◆ DESCRIPTION OF THE TASK ◆
The records below are to be repeated in full, exactly as they are.

[Data entries for graphics]

┌──

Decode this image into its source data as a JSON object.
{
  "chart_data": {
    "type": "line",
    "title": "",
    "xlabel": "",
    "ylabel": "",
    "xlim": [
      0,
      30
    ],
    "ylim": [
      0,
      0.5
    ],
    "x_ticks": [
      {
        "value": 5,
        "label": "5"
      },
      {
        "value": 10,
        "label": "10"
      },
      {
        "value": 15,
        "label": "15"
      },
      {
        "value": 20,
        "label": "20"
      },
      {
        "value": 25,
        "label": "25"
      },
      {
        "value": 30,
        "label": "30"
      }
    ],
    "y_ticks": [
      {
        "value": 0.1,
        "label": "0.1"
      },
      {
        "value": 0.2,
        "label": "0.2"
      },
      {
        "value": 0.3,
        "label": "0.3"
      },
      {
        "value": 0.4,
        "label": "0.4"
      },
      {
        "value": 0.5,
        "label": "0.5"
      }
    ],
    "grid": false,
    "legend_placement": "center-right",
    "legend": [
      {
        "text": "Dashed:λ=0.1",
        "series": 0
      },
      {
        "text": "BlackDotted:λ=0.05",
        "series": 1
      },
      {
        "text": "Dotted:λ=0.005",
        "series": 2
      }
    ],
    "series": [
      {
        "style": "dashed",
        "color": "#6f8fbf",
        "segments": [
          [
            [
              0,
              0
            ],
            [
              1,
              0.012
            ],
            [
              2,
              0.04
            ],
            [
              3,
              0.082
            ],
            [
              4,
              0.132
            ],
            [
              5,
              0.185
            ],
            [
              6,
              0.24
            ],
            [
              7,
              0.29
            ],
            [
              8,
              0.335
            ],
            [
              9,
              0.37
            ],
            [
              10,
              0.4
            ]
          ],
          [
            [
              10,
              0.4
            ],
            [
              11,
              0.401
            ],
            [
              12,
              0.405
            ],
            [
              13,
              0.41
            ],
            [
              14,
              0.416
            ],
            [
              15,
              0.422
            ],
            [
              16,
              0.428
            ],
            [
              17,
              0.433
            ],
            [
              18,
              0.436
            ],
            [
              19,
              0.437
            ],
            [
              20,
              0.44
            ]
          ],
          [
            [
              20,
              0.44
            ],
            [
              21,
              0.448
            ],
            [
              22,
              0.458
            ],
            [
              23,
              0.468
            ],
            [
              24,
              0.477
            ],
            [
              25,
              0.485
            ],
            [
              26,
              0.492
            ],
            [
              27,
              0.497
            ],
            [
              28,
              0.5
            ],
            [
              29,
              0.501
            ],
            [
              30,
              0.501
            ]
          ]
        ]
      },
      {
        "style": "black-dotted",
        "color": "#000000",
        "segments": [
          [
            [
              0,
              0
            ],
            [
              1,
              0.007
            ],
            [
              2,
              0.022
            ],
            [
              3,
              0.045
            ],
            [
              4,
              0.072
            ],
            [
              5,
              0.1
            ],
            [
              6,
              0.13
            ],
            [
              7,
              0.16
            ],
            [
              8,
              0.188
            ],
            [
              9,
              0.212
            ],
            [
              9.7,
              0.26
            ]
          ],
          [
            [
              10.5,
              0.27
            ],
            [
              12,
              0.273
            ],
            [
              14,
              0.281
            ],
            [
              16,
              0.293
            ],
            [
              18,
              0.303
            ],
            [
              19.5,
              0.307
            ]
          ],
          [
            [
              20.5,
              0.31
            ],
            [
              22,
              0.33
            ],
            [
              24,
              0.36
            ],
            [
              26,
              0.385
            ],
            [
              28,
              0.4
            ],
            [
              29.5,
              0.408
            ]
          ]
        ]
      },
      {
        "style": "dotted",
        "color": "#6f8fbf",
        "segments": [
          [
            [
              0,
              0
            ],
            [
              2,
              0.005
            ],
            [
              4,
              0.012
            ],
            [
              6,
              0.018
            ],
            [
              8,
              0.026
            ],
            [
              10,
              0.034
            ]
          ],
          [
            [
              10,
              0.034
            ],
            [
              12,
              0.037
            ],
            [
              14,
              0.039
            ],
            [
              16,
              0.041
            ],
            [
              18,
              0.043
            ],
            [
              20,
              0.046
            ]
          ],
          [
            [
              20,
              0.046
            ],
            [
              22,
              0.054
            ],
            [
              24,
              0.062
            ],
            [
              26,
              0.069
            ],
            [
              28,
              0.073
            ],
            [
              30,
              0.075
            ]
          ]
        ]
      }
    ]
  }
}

└──

◆ FINAL RESULT ◆
Decode this image into its source data as a JSON object.
{
  "chart_data": {
    "type": "line",
    "title": "",
    "xlabel": "",
    "ylabel": "",
    "xlim": [
      0,
      30
    ],
    "ylim": [
      0,
      0.5
    ],
    "x_ticks": [
      {
        "value": 5,
        "label": "5"
      },
      {
        "value": 10,
        "label": "10"
      },
      {
        "value": 15,
        "label": "15"
      },
      {
        "value": 20,
        "label": "20"
      },
      {
        "value": 25,
        "label": "25"
      },
      {
        "value": 30,
        "label": "30"
      }
    ],
    "y_ticks": [
      {
        "value": 0.1,
        "label": "0.1"
      },
      {
        "value": 0.2,
        "label": "0.2"
      },
      {
        "value": 0.3,
        "label": "0.3"
      },
      {
        "value": 0.4,
        "label": "0.4"
      },
      {
        "value": 0.5,
        "label": "0.5"
      }
    ],
    "grid": false,
    "legend_placement": "center-right",
    "legend": [
      {
        "text": "Dashed:λ=0.1",
        "series": 0
      },
      {
        "text": "BlackDotted:λ=0.05",
        "series": 1
      },
      {
        "text": "Dotted:λ=0.005",
        "series": 2
      }
    ],
    "series": [
      {
        "style": "dashed",
        "color": "#6f8fbf",
        "segments": [
          [
            [
              0,
              0
            ],
            [
              1,
              0.012
            ],
            [
              2,
              0.04
            ],
            [
              3,
              0.082
            ],
            [
              4,
              0.132
            ],
            [
              5,
              0.185
            ],
            [
              6,
              0.24
            ],
            [
              7,
              0.29
            ],
            [
              8,
              0.335
            ],
            [
              9,
              0.37
            ],
            [
              10,
              0.4
            ]
          ],
          [
            [
              10,
              0.4
            ],
            [
              11,
              0.401
            ],
            [
              12,
              0.405
            ],
            [
              13,
              0.41
            ],
            [
              14,
              0.416
            ],
            [
              15,
              0.422
            ],
            [
              16,
              0.428
            ],
            [
              17,
              0.433
            ],
            [
              18,
              0.436
            ],
            [
              19,
              0.437
            ],
            [
              20,
              0.44
            ]
          ],
          [
            [
              20,
              0.44
            ],
            [
              21,
              0.448
            ],
            [
              22,
              0.458
            ],
            [
              23,
              0.468
            ],
            [
              24,
              0.477
            ],
            [
              25,
              0.485
            ],
            [
              26,
              0.492
            ],
            [
              27,
              0.497
            ],
            [
              28,
              0.5
            ],
            [
              29,
              0.501
            ],
            [
              30,
              0.501
            ]
          ]
        ]
      },
      {
        "style": "black-dotted",
        "color": "#000000",
        "segments": [
          [
            [
              0,
              0
            ],
            [
              1,
              0.007
            ],
            [
              2,
              0.022
            ],
            [
              3,
              0.045
            ],
            [
              4,
              0.072
            ],
            [
              5,
              0.1
            ],
            [
              6,
              0.13
            ],
            [
              7,
              0.16
            ],
            [
              8,
              0.188
            ],
            [
              9,
              0.212
            ],
            [
              9.7,
              0.26
            ]
          ],
          [
            [
              10.5,
              0.27
            ],
            [
              12,
              0.273
            ],
            [
              14,
              0.281
            ],
            [
              16,
              0.293
            ],
            [
              18,
              0.303
            ],
            [
              19.5,
              0.307
            ]
          ],
          [
            [
              20.5,
              0.31
            ],
            [
              22,
              0.33
            ],
            [
              24,
              0.36
            ],
            [
              26,
              0.385
            ],
            [
              28,
              0.4
            ],
            [
              29.5,
              0.408
            ]
          ]
        ]
      },
      {
        "style": "dotted",
        "color": "#6f8fbf",
        "segments": [
          [
            [
              0,
              0
            ],
            [
              2,
              0.005
            ],
            [
              4,
              0.012
            ],
            [
              6,
              0.018
            ],
            [
              8,
              0.026
            ],
            [
              10,
              0.034
            ]
          ],
          [
            [
              10,
              0.034
            ],
            [
              12,
              0.037
            ],
            [
              14,
              0.039
            ],
            [
              16,
              0.041
            ],
            [
              18,
              0.043
            ],
            [
              20,
              0.046
            ]
          ],
          [
            [
              20,
              0.046
            ],
            [
              22,
              0.054
            ],
            [
              24,
              0.062
            ],
            [
              26,
              0.069
            ],
            [
              28,
              0.073
            ],
            [
              30,
              0.075
            ]
          ]
        ]
      }
    ]
  }
}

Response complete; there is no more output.